• _Your task_: Write out the data word for word, from the line containing "cooktop-diagram: B [0,20,627,593]" through the end of the data. Leave the pictures out of your answer.

• _Information provided_:
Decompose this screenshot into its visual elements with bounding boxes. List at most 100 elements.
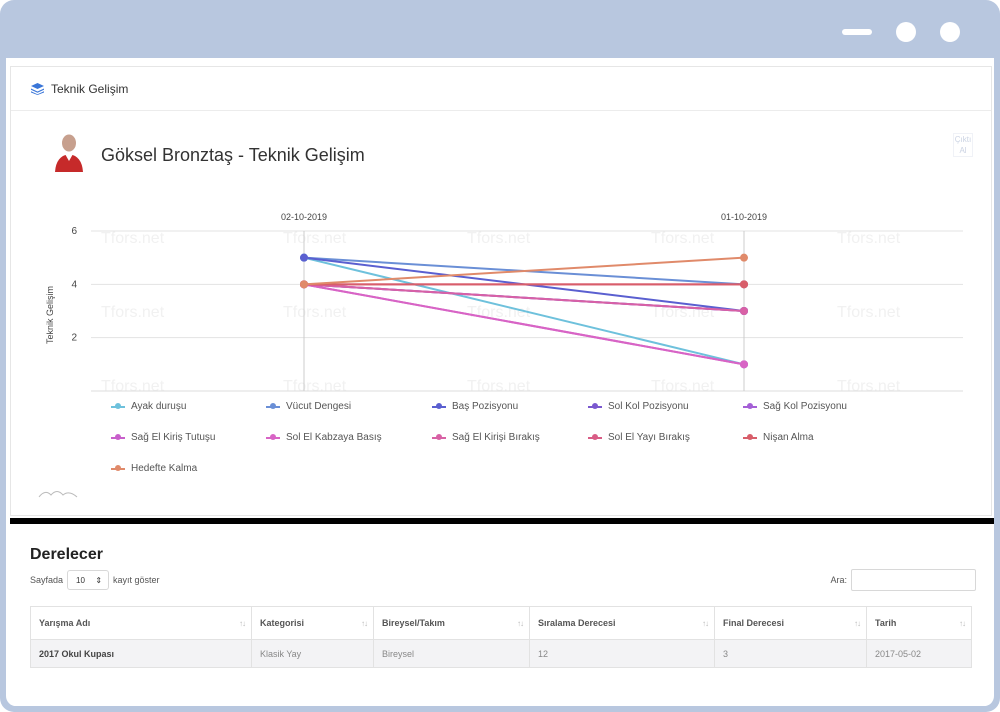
legend-label: Ayak duruşu: [131, 401, 187, 412]
sort-icon: ↑↓: [517, 619, 524, 628]
legend-label: Hedefte Kalma: [131, 463, 198, 474]
rankings-table: Yarışma Adı ↑↓ Kategorisi ↑↓ Bireysel/Takı…: [30, 606, 972, 668]
data-point: [740, 253, 748, 262]
maximize-button[interactable]: [896, 22, 916, 42]
watermark-text: Tfors.net: [837, 230, 901, 247]
watermark-text: Tfors.net: [837, 304, 901, 321]
y-tick-label: 2: [71, 333, 77, 344]
legend-swatch: [111, 464, 125, 471]
legend-item[interactable]: Baş Pozisyonu: [432, 401, 518, 412]
sort-icon: ↑↓: [854, 619, 861, 628]
column-header[interactable]: Bireysel/Takım ↑↓: [373, 606, 530, 640]
sort-icon: ↑↓: [702, 619, 709, 628]
close-button[interactable]: [940, 22, 960, 42]
watermark-text: Tfors.net: [101, 378, 165, 395]
search-label: Ara:: [830, 575, 847, 585]
legend-label: Sol El Yayı Bırakış: [608, 432, 690, 443]
column-label: Sıralama Derecesi: [538, 618, 616, 628]
column-label: Bireysel/Takım: [382, 618, 445, 628]
sort-icon: ↑↓: [361, 619, 368, 628]
column-label: Yarışma Adı: [39, 618, 91, 628]
table-cell: 2017-05-02: [866, 639, 972, 668]
table-search: Ara:: [830, 569, 976, 591]
table-cell: Klasik Yay: [251, 639, 374, 668]
legend-label: Baş Pozisyonu: [452, 401, 519, 412]
watermark-text: Tfors.net: [651, 378, 715, 395]
window-frame: Teknik Gelişim Göksel Bronztaş - Teknik …: [0, 0, 1000, 712]
length-suffix: kayıt göster: [113, 575, 160, 585]
sort-icon: ↑↓: [959, 619, 966, 628]
table-cell: Bireysel: [373, 639, 530, 668]
legend-item[interactable]: Ayak duruşu: [111, 401, 186, 412]
legend-label: Nişan Alma: [763, 432, 814, 443]
column-label: Final Derecesi: [723, 618, 785, 628]
table-header-row: Yarışma Adı ↑↓ Kategorisi ↑↓ Bireysel/Takı…: [30, 606, 972, 640]
column-label: Kategorisi: [260, 618, 305, 628]
window-controls: [842, 22, 960, 42]
watermark-text: Tfors.net: [467, 378, 531, 395]
table-cell: 12: [529, 639, 715, 668]
legend-swatch: [111, 433, 125, 440]
y-tick-label: 6: [71, 226, 77, 237]
length-prefix: Sayfada: [30, 575, 64, 585]
data-point: [740, 280, 748, 289]
legend-item[interactable]: Sol El Kabzaya Basış: [266, 432, 382, 443]
legend-swatch: [111, 402, 125, 409]
y-tick-label: 4: [71, 279, 77, 290]
watermark-text: Tfors.net: [101, 304, 165, 321]
legend-swatch: [432, 433, 446, 440]
legend-item[interactable]: Nişan Alma: [743, 432, 814, 443]
watermark-group: Tfors.net Tfors.net Tfors.net Tfors.net Tfor…: [101, 230, 901, 395]
watermark-text: Tfors.net: [101, 230, 165, 247]
series-line-6: [303, 283, 745, 366]
legend-label: Sağ El Kiriş Tutuşu: [131, 432, 216, 443]
page-length-control: Sayfada 10 ⇕ kayıt göster: [30, 570, 160, 590]
legend-swatch: [266, 402, 280, 409]
legend-item[interactable]: Sol Kol Pozisyonu: [588, 401, 689, 412]
watermark-text: Tfors.net: [283, 378, 347, 395]
y-axis-label: Teknik Gelişim: [45, 286, 55, 344]
page-content: Teknik Gelişim Göksel Bronztaş - Teknik …: [6, 58, 994, 706]
x-tick-label: 02-10-2019: [281, 212, 327, 222]
page-length-select[interactable]: 10 ⇕: [67, 570, 110, 590]
legend-label: Sol Kol Pozisyonu: [608, 401, 689, 412]
watermark-text: Tfors.net: [837, 378, 901, 395]
table-row[interactable]: 2017 Okul Kupası Klasik Yay Bireysel 12 …: [30, 639, 972, 668]
rankings-card: Derelecer Sayfada 10 ⇕ kayıt göster Ara:…: [10, 524, 992, 706]
column-header[interactable]: Tarih ↑↓: [866, 606, 972, 640]
minimize-button[interactable]: [842, 29, 872, 35]
watermark-text: Tfors.net: [283, 304, 347, 321]
watermark-text: Tfors.net: [651, 230, 715, 247]
search-input[interactable]: [851, 569, 976, 591]
data-point: [740, 360, 748, 369]
section-title: Derelecer: [30, 546, 103, 563]
legend-swatch: [743, 433, 757, 440]
sort-icon: ↑↓: [239, 619, 246, 628]
legend-swatch: [266, 433, 280, 440]
column-header[interactable]: Final Derecesi ↑↓: [714, 606, 867, 640]
watermark-text: Tfors.net: [283, 230, 347, 247]
legend-item[interactable]: Sağ Kol Pozisyonu: [743, 401, 847, 412]
development-card: Teknik Gelişim Göksel Bronztaş - Teknik …: [10, 66, 992, 516]
page-length-value: 10: [76, 575, 85, 585]
legend-item[interactable]: Sağ El Kiriş Tutuşu: [111, 432, 215, 443]
legend-item[interactable]: Sol El Yayı Bırakış: [588, 432, 690, 443]
data-point: [740, 307, 748, 315]
legend-item[interactable]: Hedefte Kalma: [111, 463, 197, 474]
legend-label: Sağ El Kirişi Bırakış: [452, 432, 540, 443]
data-point: [300, 253, 308, 262]
column-header[interactable]: Sıralama Derecesi ↑↓: [529, 606, 715, 640]
column-label: Tarih: [875, 618, 897, 628]
select-arrows-icon: ⇕: [95, 575, 103, 585]
x-tick-label: 01-10-2019: [721, 212, 767, 222]
legend-label: Vücut Dengesi: [286, 401, 352, 412]
legend-label: Sol El Kabzaya Basış: [286, 432, 382, 443]
legend-item[interactable]: Vücut Dengesi: [266, 401, 351, 412]
legend-item[interactable]: Sağ El Kirişi Bırakış: [432, 432, 540, 443]
watermark-text: Tfors.net: [467, 230, 531, 247]
column-header[interactable]: Kategorisi ↑↓: [251, 606, 374, 640]
table-cell: 3: [714, 639, 867, 668]
column-header[interactable]: Yarışma Adı ↑↓: [30, 606, 252, 640]
legend-swatch: [743, 402, 757, 409]
legend-swatch: [432, 402, 446, 409]
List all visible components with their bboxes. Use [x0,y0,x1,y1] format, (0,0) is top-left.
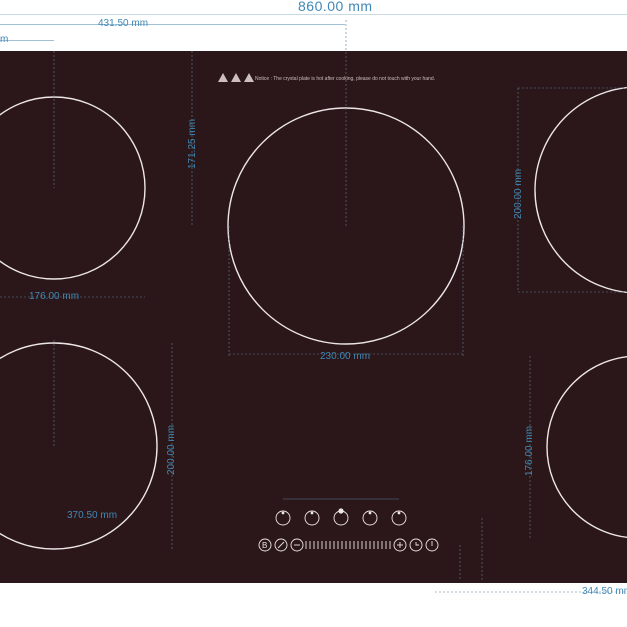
cooktop-diagram: B [0,20,627,593]
power-slider[interactable] [305,541,391,549]
zone-top-left [0,96,146,280]
top-margin-label: 171.25 mm [187,118,198,169]
b-icon: B [262,541,267,550]
safety-notice: Notice : The crystal plate is hot after … [255,76,436,82]
zone-br-diameter-label: 176.00 mm [524,425,535,476]
zone-center-diameter-label: 230.00 mm [320,351,371,362]
zone-tl-diameter-label: 176.00 mm [29,291,80,302]
zone-tr-diameter-label: 200.00 mm [513,168,524,219]
warning-icon [244,73,254,82]
zone-bl-diameter-label: 200.00 mm [166,424,177,475]
right-offset-label: 344.50 mm [582,586,627,597]
control-panel [258,498,439,552]
zone-bl-offset-label: 370.50 mm [67,510,118,521]
warning-icon [218,73,228,82]
lock-icon [277,541,285,549]
warning-icon [231,73,241,82]
zone-bottom-right [546,355,627,539]
zone-top-right [534,86,627,294]
clock-icon [415,542,419,546]
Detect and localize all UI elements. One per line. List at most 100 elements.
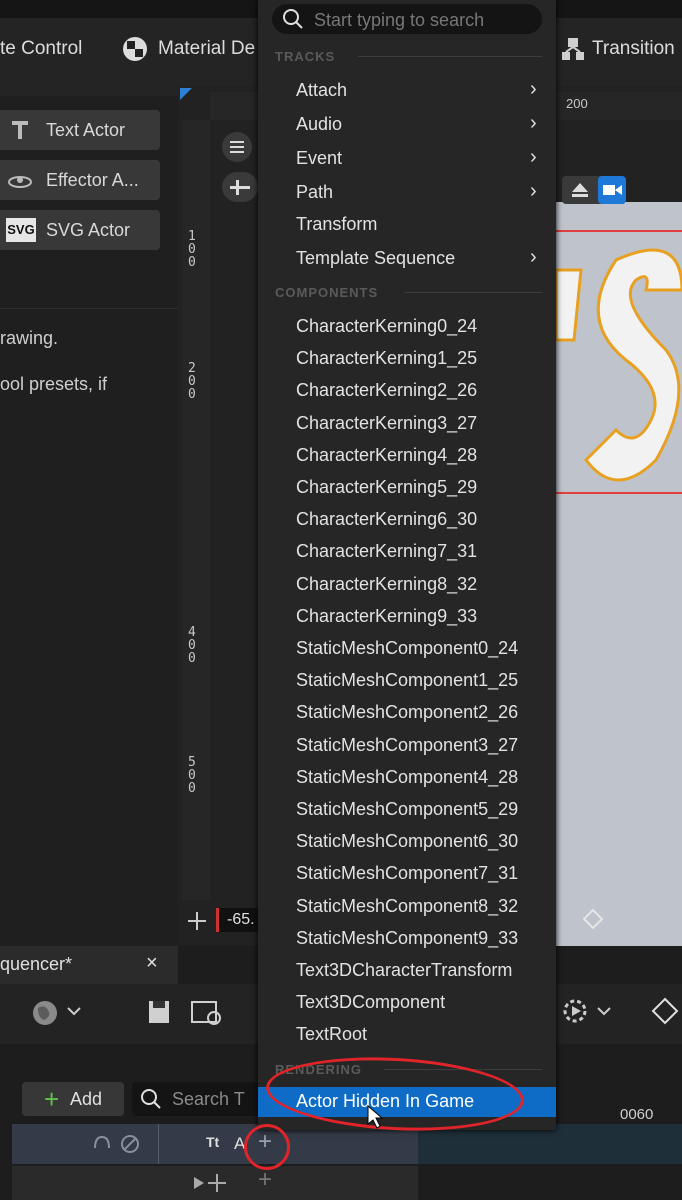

• _Full output_:
cooktop-diagram: B [0,20,627,593]
power-slider[interactable] [305,541,391,549]
zone-top-left [0,96,146,280]
top-margin-label: 171.25 mm [187,118,198,169]
b-icon: B [262,541,267,550]
safety-notice: Notice : The crystal plate is hot after … [255,76,436,82]
zone-br-diameter-label: 176.00 mm [524,425,535,476]
zone-center-diameter-label: 230.00 mm [320,351,371,362]
zone-tl-diameter-label: 176.00 mm [29,291,80,302]
zone-tr-diameter-label: 200.00 mm [513,168,524,219]
warning-icon [244,73,254,82]
zone-bl-diameter-label: 200.00 mm [166,424,177,475]
right-offset-label: 344.50 mm [582,586,627,597]
control-panel [258,498,439,552]
zone-bl-offset-label: 370.50 mm [67,510,118,521]
warning-icon [218,73,228,82]
lock-icon [277,541,285,549]
warning-icon [231,73,241,82]
zone-bottom-right [546,355,627,539]
zone-top-right [534,86,627,294]
clock-icon [415,542,419,546]
Detect and localize all UI elements. One per line. List at most 100 elements.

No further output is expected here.